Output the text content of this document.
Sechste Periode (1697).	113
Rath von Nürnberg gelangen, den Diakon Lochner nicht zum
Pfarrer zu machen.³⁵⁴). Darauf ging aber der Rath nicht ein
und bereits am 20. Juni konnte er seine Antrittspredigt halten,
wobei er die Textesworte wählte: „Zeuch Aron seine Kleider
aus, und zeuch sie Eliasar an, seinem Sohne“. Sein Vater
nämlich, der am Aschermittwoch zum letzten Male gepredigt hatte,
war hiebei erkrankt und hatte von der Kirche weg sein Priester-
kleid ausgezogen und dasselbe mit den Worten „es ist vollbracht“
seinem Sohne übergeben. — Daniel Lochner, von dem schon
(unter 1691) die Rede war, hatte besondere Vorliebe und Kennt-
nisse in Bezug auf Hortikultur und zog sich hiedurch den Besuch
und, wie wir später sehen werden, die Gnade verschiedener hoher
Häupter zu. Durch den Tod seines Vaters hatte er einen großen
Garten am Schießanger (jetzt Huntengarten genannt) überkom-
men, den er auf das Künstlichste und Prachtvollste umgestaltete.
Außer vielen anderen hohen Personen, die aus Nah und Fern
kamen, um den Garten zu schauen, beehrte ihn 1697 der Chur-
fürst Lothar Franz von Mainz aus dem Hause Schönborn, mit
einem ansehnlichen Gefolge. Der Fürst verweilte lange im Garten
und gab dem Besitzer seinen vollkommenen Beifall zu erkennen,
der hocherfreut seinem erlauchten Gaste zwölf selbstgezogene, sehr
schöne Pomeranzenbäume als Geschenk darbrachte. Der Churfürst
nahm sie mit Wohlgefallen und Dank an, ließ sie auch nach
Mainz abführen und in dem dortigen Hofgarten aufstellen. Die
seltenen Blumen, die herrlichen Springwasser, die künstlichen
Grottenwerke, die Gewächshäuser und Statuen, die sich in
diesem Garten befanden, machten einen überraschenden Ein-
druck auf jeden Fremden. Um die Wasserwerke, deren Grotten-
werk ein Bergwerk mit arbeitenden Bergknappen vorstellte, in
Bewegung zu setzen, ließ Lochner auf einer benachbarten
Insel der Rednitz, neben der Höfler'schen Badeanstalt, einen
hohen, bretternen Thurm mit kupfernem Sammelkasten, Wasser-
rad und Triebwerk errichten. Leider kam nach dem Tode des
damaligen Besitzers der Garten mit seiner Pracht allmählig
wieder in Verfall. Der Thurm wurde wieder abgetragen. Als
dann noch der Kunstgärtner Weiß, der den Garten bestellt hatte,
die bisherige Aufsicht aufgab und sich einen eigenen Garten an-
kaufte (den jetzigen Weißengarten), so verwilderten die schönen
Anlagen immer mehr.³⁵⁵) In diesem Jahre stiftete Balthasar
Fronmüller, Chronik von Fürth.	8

==================================================

GOAL OF THE EXERCISE
Restate all of the entries exactly, please.

RESPONSE TO THIS TASK
Output the text content of this document.
Sechste Periode (1697).	113
Rath von Nürnberg gelangen, den Diakon Lochner nicht zum
Pfarrer zu machen.³⁵⁴). Darauf ging aber der Rath nicht ein
und bereits am 20. Juni konnte er seine Antrittspredigt halten,
wobei er die Textesworte wählte: „Zeuch Aron seine Kleider
aus, und zeuch sie Eliasar an, seinem Sohne“. Sein Vater
nämlich, der am Aschermittwoch zum letzten Male gepredigt hatte,
war hiebei erkrankt und hatte von der Kirche weg sein Priester-
kleid ausgezogen und dasselbe mit den Worten „es ist vollbracht“
seinem Sohne übergeben. — Daniel Lochner, von dem schon
(unter 1691) die Rede war, hatte besondere Vorliebe und Kennt-
nisse in Bezug auf Hortikultur und zog sich hiedurch den Besuch
und, wie wir später sehen werden, die Gnade verschiedener hoher
Häupter zu. Durch den Tod seines Vaters hatte er einen großen
Garten am Schießanger (jetzt Huntengarten genannt) überkom-
men, den er auf das Künstlichste und Prachtvollste umgestaltete.
Außer vielen anderen hohen Personen, die aus Nah und Fern
kamen, um den Garten zu schauen, beehrte ihn 1697 der Chur-
fürst Lothar Franz von Mainz aus dem Hause Schönborn, mit
einem ansehnlichen Gefolge. Der Fürst verweilte lange im Garten
und gab dem Besitzer seinen vollkommenen Beifall zu erkennen,
der hocherfreut seinem erlauchten Gaste zwölf selbstgezogene, sehr
schöne Pomeranzenbäume als Geschenk darbrachte. Der Churfürst
nahm sie mit Wohlgefallen und Dank an, ließ sie auch nach
Mainz abführen und in dem dortigen Hofgarten aufstellen. Die
seltenen Blumen, die herrlichen Springwasser, die künstlichen
Grottenwerke, die Gewächshäuser und Statuen, die sich in
diesem Garten befanden, machten einen überraschenden Ein-
druck auf jeden Fremden. Um die Wasserwerke, deren Grotten-
werk ein Bergwerk mit arbeitenden Bergknappen vorstellte, in
Bewegung zu setzen, ließ Lochner auf einer benachbarten
Insel der Rednitz, neben der Höfler'schen Badeanstalt, einen
hohen, bretternen Thurm mit kupfernem Sammelkasten, Wasser-
rad und Triebwerk errichten. Leider kam nach dem Tode des
damaligen Besitzers der Garten mit seiner Pracht allmählig
wieder in Verfall. Der Thurm wurde wieder abgetragen. Als
dann noch der Kunstgärtner Weiß, der den Garten bestellt hatte,
die bisherige Aufsicht aufgab und sich einen eigenen Garten an-
kaufte (den jetzigen Weißengarten), so verwilderten die schönen
Anlagen immer mehr.³⁵⁵) In diesem Jahre stiftete Balthasar
Fronmüller, Chronik von Fürth.	8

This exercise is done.